WHAT TO WORK ON:
1. Name the condiment toppings that the Icarus post says come with a dirty water dog.
2. Write the next part of the Icarus post, picking up after its last sentence.

EXTRACT:
The main story told about Icarus is his attempt to escape from Crete by means of wings that his father constructed from feathers and wax. He ignored instructions not to fly too close to the sun, and the melting wax caused him to fall into the sea where he drowned. The myth is taken as a tragic example of hubris or failed ambition, and is often depicted in art.
TK asked me if I could help out this weekend, and put together an EP for Sunday. Apparently, he's all tied up in some dark, drab, dingy basement, somewhere in New England, doing God knows what. Whatever it is, let's hope it's rated triple XXX for his sake.
Being the true blue Slope-a-Dope trooper that I am, this is what I replied to him:
"Sure, anything for you maestro, I'll try and put something together, but it may not be any good. You do realize that I require genuine idiotic inspiration, which plays a very crucial roll in what I do. After all, I'm an artistic dyslexic Idiot Savant, not some crude U.S. grade butcher, and my French Evil Plan's aren't fabricated on-demand like some cheap American made wienerschnitzel!
So here it is, Mr. Knight's requested on-demand dirty water dog EP, served up as promissed with extra ketchup. For those of you that may not be familiar, a "dirty water dog" can be found on most any NYC street corner. It's a hot dog link bathing in murky tepid H2O, that some foreign freak forks out of a small, deep, unsanitary metal container, embedded in his dilapidated push cart. You then have the choice of four basic condiment toppings, which are delivered from equally dubious receptacles; artificially colored, bright yellow mustard or blood red ketchup, putrid green relish, and wet stenchy Sauerkraut, which are then slopped onto a month old stale bun, the wholesale generic brand variety. Enjoy Mr. Mayor!
As you all undoubtedly know by now, I hopped onto the nominal Icarus bus some time ago. I must say, I was certainly fortunate that the express came along when it did, to pick me up before the dreaded local showed up. So what's the next stop you ask? Well, it sure seems like the bumpy ride towards the sun is not done.
My best guess, is that we will continue to slowly ascend towards the fiat fairy tale heavens above, relentlessly climbing towards 1550 SPX. We may even reach new all time altitude highs of SPX 1570 or more. As I have said again and again, the captured capital markets con presses on regardless, and will continue unabated, until the real economic destruction on the ground is so undeniable, that they can no longer perpetuate the con. That is clearly not the case yet, so onward and upwards we go.
Don't get me wrong, we will most certainly experience further turbulence during this slow motion crack up boom, on our way to the inevitable exploding sun-flare inferno. Earnings could be bumpy, Europe will be shaky, MENA could heat up, China may stumble, just to name a few possible disruptive air pockets.
But the real trouble will come late in Q1 of this year, when the USA debt ceiling / budget cuts are once again front and center, where they belong I might add. That my friends, may well be the first straw that stirs the looming bond bubble bust. Keep in mind, that the U.S. bond market is currently sitting at staggering 250 year highs, while the equally over inflated U.K. bond balloon floats along at a mind popping 300 year high. As they say in the english American vernacular; "something's got to give". All we need is a tiny pin prick. Speaking of pricks, the mindless pinheads; Obonga, Pelosi, Boehner, McConell, Reid & Company, could definitely provide the necessary needle to pop the slop.

DATA BLOCK:
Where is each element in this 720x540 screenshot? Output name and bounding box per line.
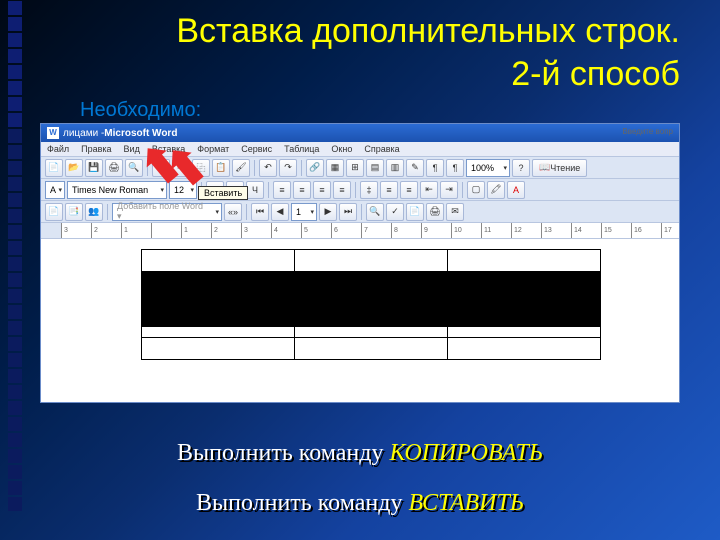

ANSWERS TO EACH TASK:
1.
- Bright yellow mustard
- Blood red ketchup
- Green relish
- Sauerkraut

2.
Here lies the coming moment of absolute truth. The Beltway freeloading fools, will expose to the world, that they have no real way to cut spending without taking the real economy down with them, and once again will be forced to raise the debt ceiling, this will be viewed as complete abject failure, and near total capitulation to the debt avalanche heading towards us, at an ever increasing rate of speed. At which point, the entire planet will finally realize that the emperor has no clothes whatsoever, and that, my fellow Slope-a-Dopes, IS the critical moment of truth where all goes pooooof! U.S. Government Bond Rates go BADADOOM! All hell breaks loose. You simply can't print your way to prosperity, same as it ever was. No free lunch, it just doesn't work that way. We may have passed the the faux fiscal fart, but we will choke on the coming debt ceiling diarea debacle.
William Buckler of The Privateer fame, has this ominous warning for us all:
"The fiscal cliff has been moved ahead in time by two months. Meanwhile, the Treasury is presently once again in “extraordinary measures” mode with the debt limit having been hit on the last day of 2012. Nothing daunted, stock markets have roared into 2013 with their biggest first week of the year gains in a long time.
As we mentioned in our Global Report though, a HUGE warning sign has been erected in the secondary market for US Treasuries. As The Privateer pointed out in our previous issue, yields on 10-year Treasury paper had never remained below the 2.0 percent level for any length of time until April 2012. Since then, they have not been above 2.0 percent. On the secondary market for Treasuries, there have been three peaks above the 152.00 price level since April. They happened on June 1, July 24 and November 16. On January 4, 2013, the “market” closed at 144.50. That’s an established “triple top” on an almost 32-year-old bull market. And THAT puts the “full faith and credit” of the US government in great danger."
While we are on the topic of bursting bubbles, be sure to keep a sharp needle eye on jittery, jolting Japan, and their new prime minister asinine Abe, also known as, Helicopter Kamikaze Shinzo. He may turn out to be the super sushi sea-urchin pinhead that finally strikes the match, which will ignite the run away inflationary currency devaluation incendiary tsunami. The Jap bug may have found the windshield……Splat!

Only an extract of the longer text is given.